§ **Written problem**: Say how many lines hold the string "Original", and nothing more.

--- Begin Records provided ---

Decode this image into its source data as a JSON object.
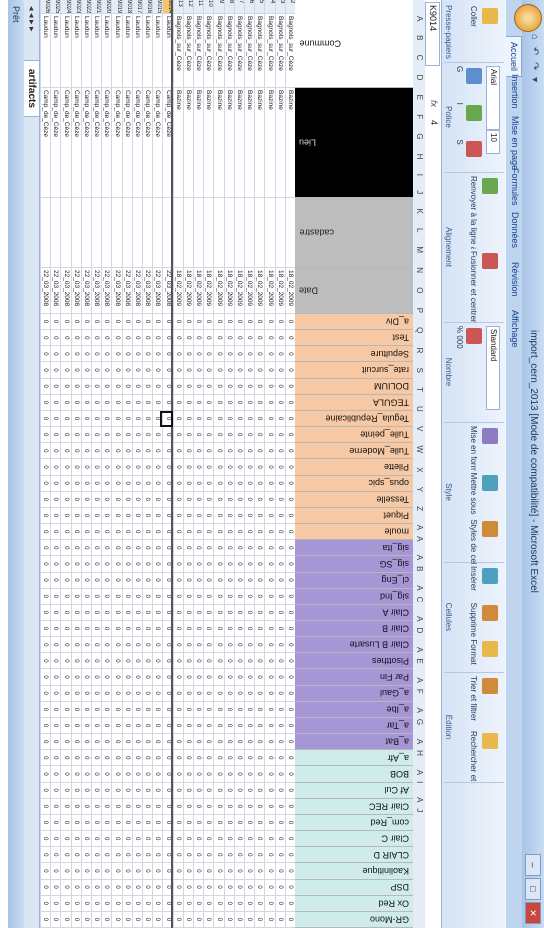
{
  "window": {
    "title": "import_cern_2013 [Mode de compatibilité] - Microsoft Excel",
    "quick_access": "⌂ ↶ ↷ ▾"
  },
  "tabs": [
    "Accueil",
    "Insertion",
    "Mise en page",
    "Formules",
    "Données",
    "Révision",
    "Affichage"
  ],
  "ribbon": {
    "groups": [
      {
        "label": "Presse-papiers",
        "buttons": [
          "Coller"
        ]
      },
      {
        "label": "Police",
        "font": "Arial",
        "size": "10",
        "buttons": [
          "G",
          "I",
          "S"
        ]
      },
      {
        "label": "Alignement",
        "buttons": [
          "Renvoyer à la ligne automatiquement",
          "Fusionner et centrer"
        ]
      },
      {
        "label": "Nombre",
        "format": "Standard",
        "buttons": [
          "% 000"
        ]
      },
      {
        "label": "Style",
        "buttons": [
          "Mise en forme conditionnelle",
          "Mettre sous forme de tableau",
          "Styles de cellules"
        ]
      },
      {
        "label": "Cellules",
        "buttons": [
          "Insérer",
          "Supprimer",
          "Format"
        ]
      },
      {
        "label": "Édition",
        "buttons": [
          "Trier et filtrer",
          "Rechercher et sélectionner"
        ]
      }
    ]
  },
  "formula_bar": {
    "name_box": "K9014",
    "fx": "fx",
    "value": "4"
  },
  "columns_header": "A B C D E F G H I J K L M N O P Q R S T U V W X Y Z AA AB AC AD AE AF AG AH AI AJ",
  "left_headers": {
    "commune": "Commune",
    "lieu": "Lieu",
    "cadastre": "cadastre",
    "date": "Date"
  },
  "field_headers": [
    {
      "label": "a_Div",
      "color": "#f6c9a4"
    },
    {
      "label": "Test",
      "color": "#f6c9a4"
    },
    {
      "label": "Sepulture",
      "color": "#f6c9a4"
    },
    {
      "label": "rate_surcuit",
      "color": "#f6c9a4"
    },
    {
      "label": "DOLIUM",
      "color": "#f6c9a4"
    },
    {
      "label": "TEGULA",
      "color": "#f6c9a4"
    },
    {
      "label": "Tegula_Republicaine",
      "color": "#f6c9a4"
    },
    {
      "label": "Tuile_peinte",
      "color": "#f6c9a4"
    },
    {
      "label": "Tuile_Moderne",
      "color": "#f6c9a4"
    },
    {
      "label": "Pilette",
      "color": "#f6c9a4"
    },
    {
      "label": "opus_spic",
      "color": "#f6c9a4"
    },
    {
      "label": "Tesselle",
      "color": "#f6c9a4"
    },
    {
      "label": "Piquet",
      "color": "#f6c9a4"
    },
    {
      "label": "moule",
      "color": "#f6c9a4"
    },
    {
      "label": "sig_Ita",
      "color": "#a796d6"
    },
    {
      "label": "sig_SG",
      "color": "#a796d6"
    },
    {
      "label": "cl_Eng",
      "color": "#a796d6"
    },
    {
      "label": "sig_Ind",
      "color": "#a796d6"
    },
    {
      "label": "Clair A",
      "color": "#a796d6"
    },
    {
      "label": "Clair B",
      "color": "#a796d6"
    },
    {
      "label": "Clair B Lusarte",
      "color": "#a796d6"
    },
    {
      "label": "Pisotthes",
      "color": "#a796d6"
    },
    {
      "label": "Par Fin",
      "color": "#a796d6"
    },
    {
      "label": "a_Gaul",
      "color": "#a796d6"
    },
    {
      "label": "a_Ibe",
      "color": "#a796d6"
    },
    {
      "label": "a_Tar",
      "color": "#a796d6"
    },
    {
      "label": "a_Bat",
      "color": "#a796d6"
    },
    {
      "label": "a_Afr",
      "color": "#cfeceb"
    },
    {
      "label": "BOB",
      "color": "#cfeceb"
    },
    {
      "label": "Af Cul",
      "color": "#cfeceb"
    },
    {
      "label": "Clair REC",
      "color": "#cfeceb"
    },
    {
      "label": "com_Red",
      "color": "#cfeceb"
    },
    {
      "label": "Clair C",
      "color": "#cfeceb"
    },
    {
      "label": "CLAIR D",
      "color": "#cfeceb"
    },
    {
      "label": "Kaolinitique",
      "color": "#cfeceb"
    },
    {
      "label": "DSP",
      "color": "#cfeceb"
    },
    {
      "label": "Ox Red",
      "color": "#cfeceb"
    },
    {
      "label": "GR-Mono",
      "color": "#cfeceb"
    }
  ],
  "rows": [
    {
      "n": "2",
      "commune": "Bagnols_sur_Cèze",
      "lieu": "Bazine",
      "date": "18_02_2009"
    },
    {
      "n": "3",
      "commune": "Bagnols_sur_Cèze",
      "lieu": "Bazine",
      "date": "18_02_2009"
    },
    {
      "n": "4",
      "commune": "Bagnols_sur_Cèze",
      "lieu": "Bazine",
      "date": "18_02_2009"
    },
    {
      "n": "5",
      "commune": "Bagnols_sur_Cèze",
      "lieu": "Bazine",
      "date": "18_02_2009"
    },
    {
      "n": "6",
      "commune": "Bagnols_sur_Cèze",
      "lieu": "Bazine",
      "date": "18_02_2009"
    },
    {
      "n": "7",
      "commune": "Bagnols_sur_Cèze",
      "lieu": "Bazine",
      "date": "18_02_2009"
    },
    {
      "n": "8",
      "commune": "Bagnols_sur_Cèze",
      "lieu": "Bazine",
      "date": "18_02_2009"
    },
    {
      "n": "9",
      "commune": "Bagnols_sur_Cèze",
      "lieu": "Bazine",
      "date": "18_02_2009"
    },
    {
      "n": "10",
      "commune": "Bagnols_sur_Cèze",
      "lieu": "Bazine",
      "date": "18_02_2009"
    },
    {
      "n": "11",
      "commune": "Bagnols_sur_Cèze",
      "lieu": "Bazine",
      "date": "18_02_2009"
    },
    {
      "n": "12",
      "commune": "Bagnols_sur_Cèze",
      "lieu": "Bazine",
      "date": "18_02_2009"
    },
    {
      "n": "13",
      "commune": "Bagnols_sur_Cèze",
      "lieu": "Bazine",
      "date": "18_02_2009"
    },
    {
      "n": "9014",
      "commune": "Laudun",
      "lieu": "Camp_de_Cèze",
      "date": "22_03_2008"
    },
    {
      "n": "9015",
      "commune": "Laudun",
      "lieu": "Camp_de_Cèze",
      "date": "22_03_2008"
    },
    {
      "n": "9016",
      "commune": "Laudun",
      "lieu": "Camp_de_Cèze",
      "date": "22_03_2008"
    },
    {
      "n": "9017",
      "commune": "Laudun",
      "lieu": "Camp_de_Cèze",
      "date": "22_03_2008"
    },
    {
      "n": "9018",
      "commune": "Laudun",
      "lieu": "Camp_de_Cèze",
      "date": "22_03_2008"
    },
    {
      "n": "9019",
      "commune": "Laudun",
      "lieu": "Camp_de_Cèze",
      "date": "22_03_2008"
    },
    {
      "n": "9020",
      "commune": "Laudun",
      "lieu": "Camp_de_Cèze",
      "date": "22_03_2008"
    },
    {
      "n": "9021",
      "commune": "Laudun",
      "lieu": "Camp_de_Cèze",
      "date": "22_03_2008"
    },
    {
      "n": "9022",
      "commune": "Laudun",
      "lieu": "Camp_de_Cèze",
      "date": "22_03_2008"
    },
    {
      "n": "9023",
      "commune": "Laudun",
      "lieu": "Camp_de_Cèze",
      "date": "22_03_2008"
    },
    {
      "n": "9024",
      "commune": "Laudun",
      "lieu": "Camp_de_Cèze",
      "date": "22_03_2008"
    },
    {
      "n": "9025",
      "commune": "Laudun",
      "lieu": "Camp_de_Cèze",
      "date": "22_03_2008"
    },
    {
      "n": "9026",
      "commune": "Laudun",
      "lieu": "Camp_de_Cèze",
      "date": "22_03_2008"
    }
  ],
  "cell_value_top": "0",
  "cell_value_bottom": "0",
  "sheet_tab": "artifacts",
  "status": "Prêt",
  "colors": {
    "ribbon": "#d5e3f5",
    "black_header": "#000000",
    "gray_header": "#bdbdbd",
    "salmon": "#f6c9a4",
    "lavender": "#a796d6",
    "mint": "#cfeceb"
  }
}
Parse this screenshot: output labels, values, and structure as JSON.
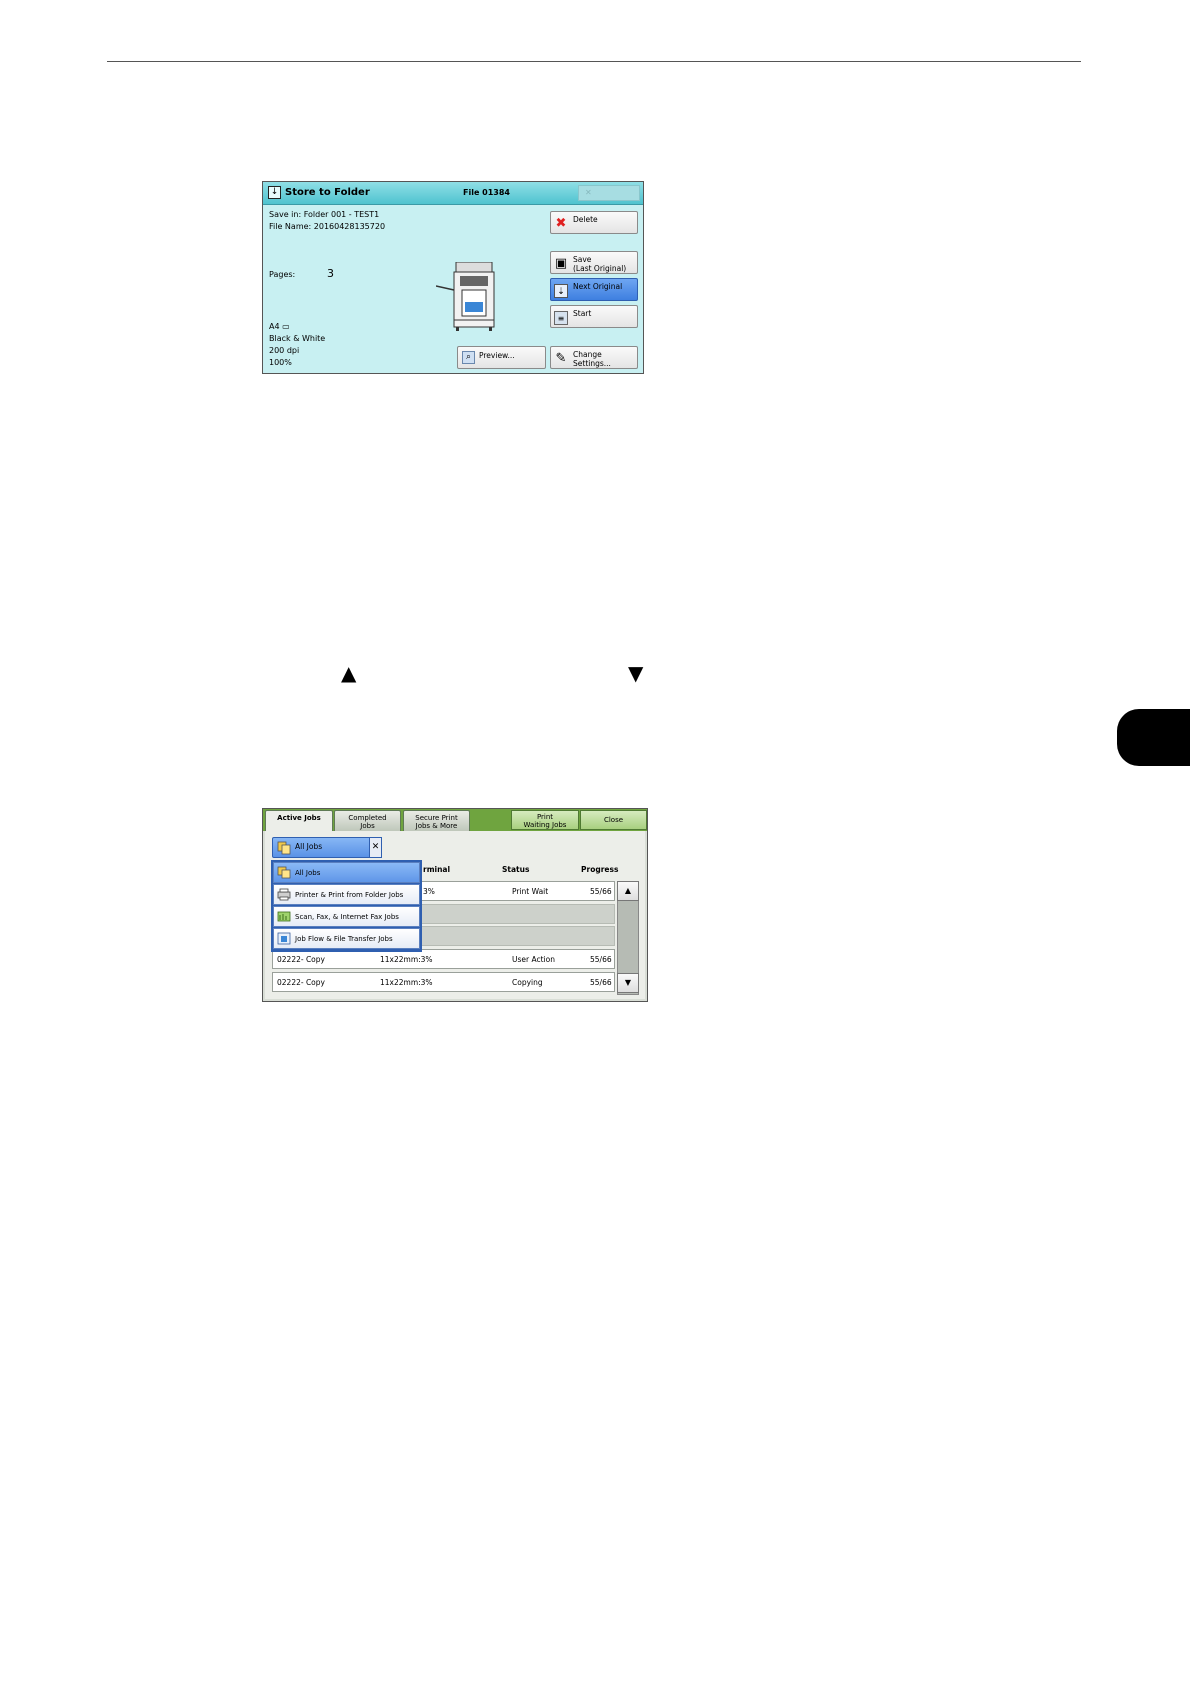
{
  "page": {
    "up_arrow": "▲",
    "down_arrow": "▼"
  },
  "store_screen": {
    "title": "Store to Folder",
    "file_number": "File 01384",
    "save_in": "Save in: Folder 001 - TEST1",
    "file_name": "File Name: 20160428135720",
    "pages_label": "Pages:",
    "pages_value": "3",
    "paper_size": "A4 ▭",
    "color_mode": "Black & White",
    "resolution": "200 dpi",
    "scale": "100%",
    "buttons": {
      "delete": "Delete",
      "save": "Save\n(Last Original)",
      "next_original": "Next Original",
      "start": "Start",
      "change_settings": "Change\nSettings...",
      "preview": "Preview..."
    },
    "colors": {
      "background": "#c8f0f2",
      "titlebar": "#4fc3cf",
      "accent": "#3e7fe0"
    }
  },
  "job_screen": {
    "tabs": {
      "active_jobs": "Active Jobs",
      "completed_jobs": "Completed\nJobs",
      "secure_print": "Secure Print\nJobs & More",
      "print_waiting": "Print\nWaiting Jobs",
      "close": "Close"
    },
    "filter": {
      "selected": "All Jobs"
    },
    "columns": {
      "terminal": "rminal",
      "status": "Status",
      "progress": "Progress"
    },
    "dropdown": [
      {
        "label": "All Jobs",
        "icon": "all-jobs-icon"
      },
      {
        "label": "Printer & Print from Folder Jobs",
        "icon": "printer-icon"
      },
      {
        "label": "Scan, Fax, & Internet Fax Jobs",
        "icon": "scan-icon"
      },
      {
        "label": "Job Flow & File Transfer Jobs",
        "icon": "job-flow-icon"
      }
    ],
    "rows": [
      {
        "job": "",
        "size": "3%",
        "status": "Print Wait",
        "progress": "55/66"
      },
      {
        "job": "",
        "size": "",
        "status": "",
        "progress": ""
      },
      {
        "job": "",
        "size": "",
        "status": "",
        "progress": ""
      },
      {
        "job": "02222- Copy",
        "size": "11x22mm:3%",
        "status": "User Action",
        "progress": "55/66"
      },
      {
        "job": "02222- Copy",
        "size": "11x22mm:3%",
        "status": "Copying",
        "progress": "55/66"
      }
    ],
    "scroll_up": "▲",
    "scroll_down": "▼",
    "colors": {
      "topbar": "#6fa43f",
      "selection": "#5f96e8"
    }
  }
}
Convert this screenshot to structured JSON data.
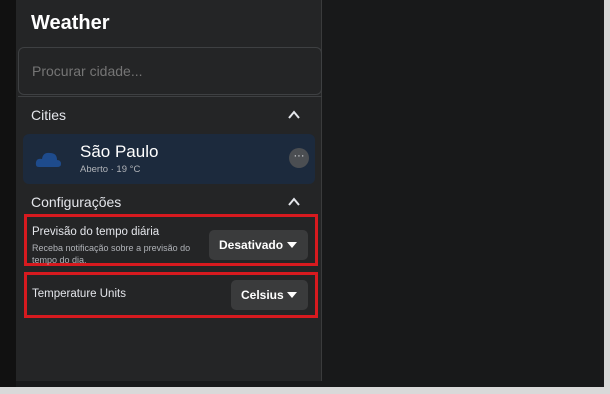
{
  "app": {
    "title": "Weather"
  },
  "search": {
    "placeholder": "Procurar cidade..."
  },
  "cities": {
    "header": "Cities",
    "items": [
      {
        "name": "São Paulo",
        "subtitle": "Aberto · 19 °C",
        "more_label": "···"
      }
    ]
  },
  "settings": {
    "header": "Configurações",
    "daily_forecast": {
      "title": "Previsão do tempo diária",
      "description": "Receba notificação sobre a previsão do tempo do dia.",
      "value": "Desativado"
    },
    "temperature_units": {
      "title": "Temperature Units",
      "value": "Celsius"
    }
  },
  "colors": {
    "highlight": "#d71a1f",
    "sidebar_bg": "#242526",
    "city_card_bg": "#1c2a3d"
  }
}
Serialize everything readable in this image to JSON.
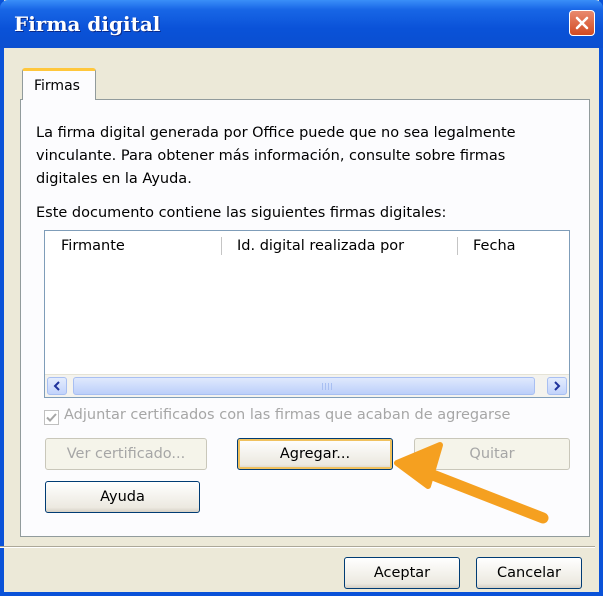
{
  "window": {
    "title": "Firma digital"
  },
  "tabs": [
    {
      "label": "Firmas"
    }
  ],
  "description": "La firma digital generada por Office puede que no sea legalmente vinculante. Para obtener más información, consulte sobre firmas digitales en la Ayuda.",
  "list": {
    "label": "Este documento contiene las siguientes firmas digitales:",
    "columns": [
      "Firmante",
      "Id. digital realizada por",
      "Fecha"
    ],
    "rows": []
  },
  "checkbox": {
    "label": "Adjuntar certificados con las firmas que acaban de agregarse",
    "checked": true,
    "enabled": false
  },
  "buttons": {
    "view_certificate": "Ver certificado...",
    "add": "Agregar...",
    "remove": "Quitar",
    "help": "Ayuda",
    "ok": "Aceptar",
    "cancel": "Cancelar"
  },
  "colors": {
    "titlebar": "#0a52d8",
    "annotation_arrow": "#f5a020",
    "tab_accent": "#ffc73c"
  },
  "icons": {
    "close": "close-icon",
    "checkmark": "check-icon",
    "scroll_left": "arrow-left-icon",
    "scroll_right": "arrow-right-icon"
  }
}
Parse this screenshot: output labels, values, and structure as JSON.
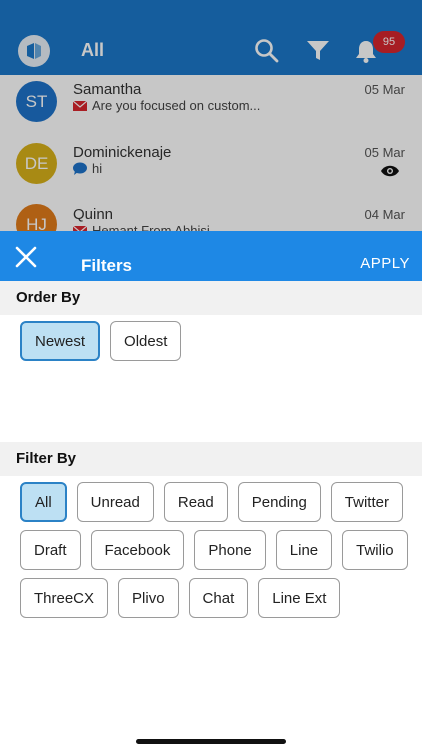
{
  "appbar": {
    "title": "All",
    "badge_count": "95"
  },
  "conversations": [
    {
      "initials": "ST",
      "name": "Samantha",
      "date": "05 Mar",
      "preview": "Are you focused on custom...",
      "channel_icon": "email-icon",
      "avatar_color": "#1e73c9"
    },
    {
      "initials": "DE",
      "name": "Dominickenaje",
      "date": "05 Mar",
      "preview": "hi",
      "channel_icon": "chat-icon",
      "avatar_color": "#d8b11a",
      "seen_icon": "eye-icon"
    },
    {
      "initials": "HJ",
      "name": "Quinn",
      "date": "04 Mar",
      "preview": "Hemant From Abhisi...",
      "channel_icon": "email-icon",
      "avatar_color": "#e07b1a"
    }
  ],
  "filters": {
    "title": "Filters",
    "apply_label": "APPLY",
    "order_by": {
      "label": "Order By",
      "options": [
        "Newest",
        "Oldest"
      ],
      "selected": "Newest"
    },
    "filter_by": {
      "label": "Filter By",
      "options": [
        "All",
        "Unread",
        "Read",
        "Pending",
        "Twitter",
        "Draft",
        "Facebook",
        "Phone",
        "Line",
        "Twilio",
        "ThreeCX",
        "Plivo",
        "Chat",
        "Line Ext"
      ],
      "selected": "All"
    }
  },
  "colors": {
    "appbar": "#1b78c9",
    "sheet_header": "#1e88e5",
    "selected_chip": "#bde0f3",
    "badge": "#d7262e"
  }
}
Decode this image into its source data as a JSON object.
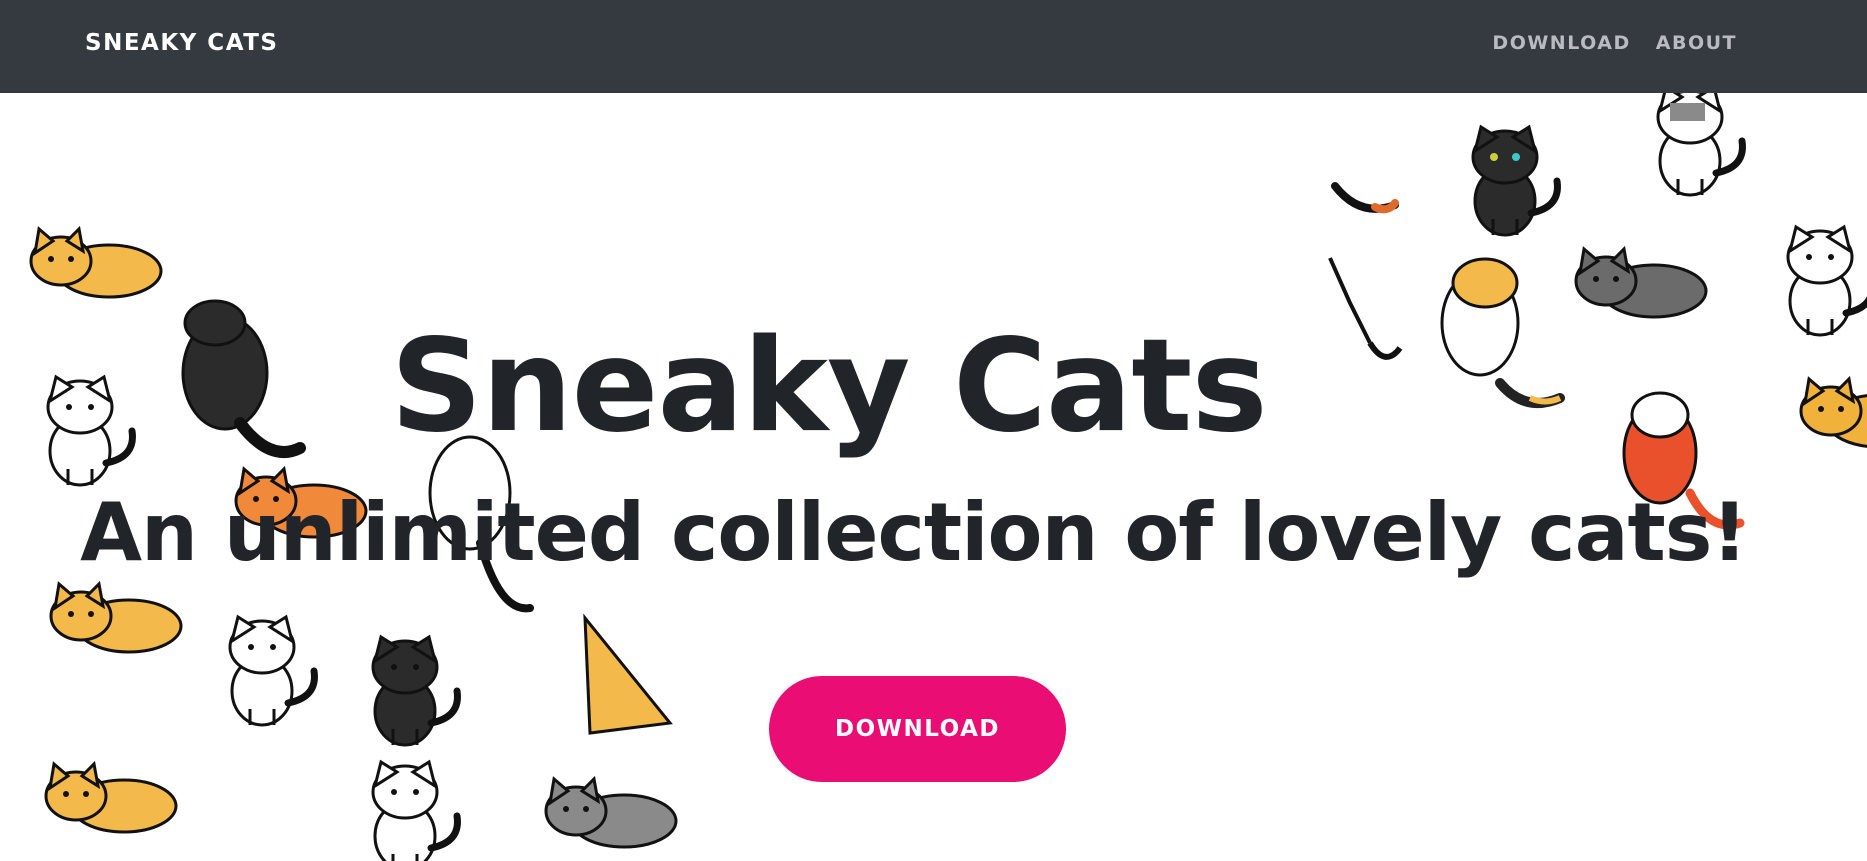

--- End Records provided ---

§ **Output**: 2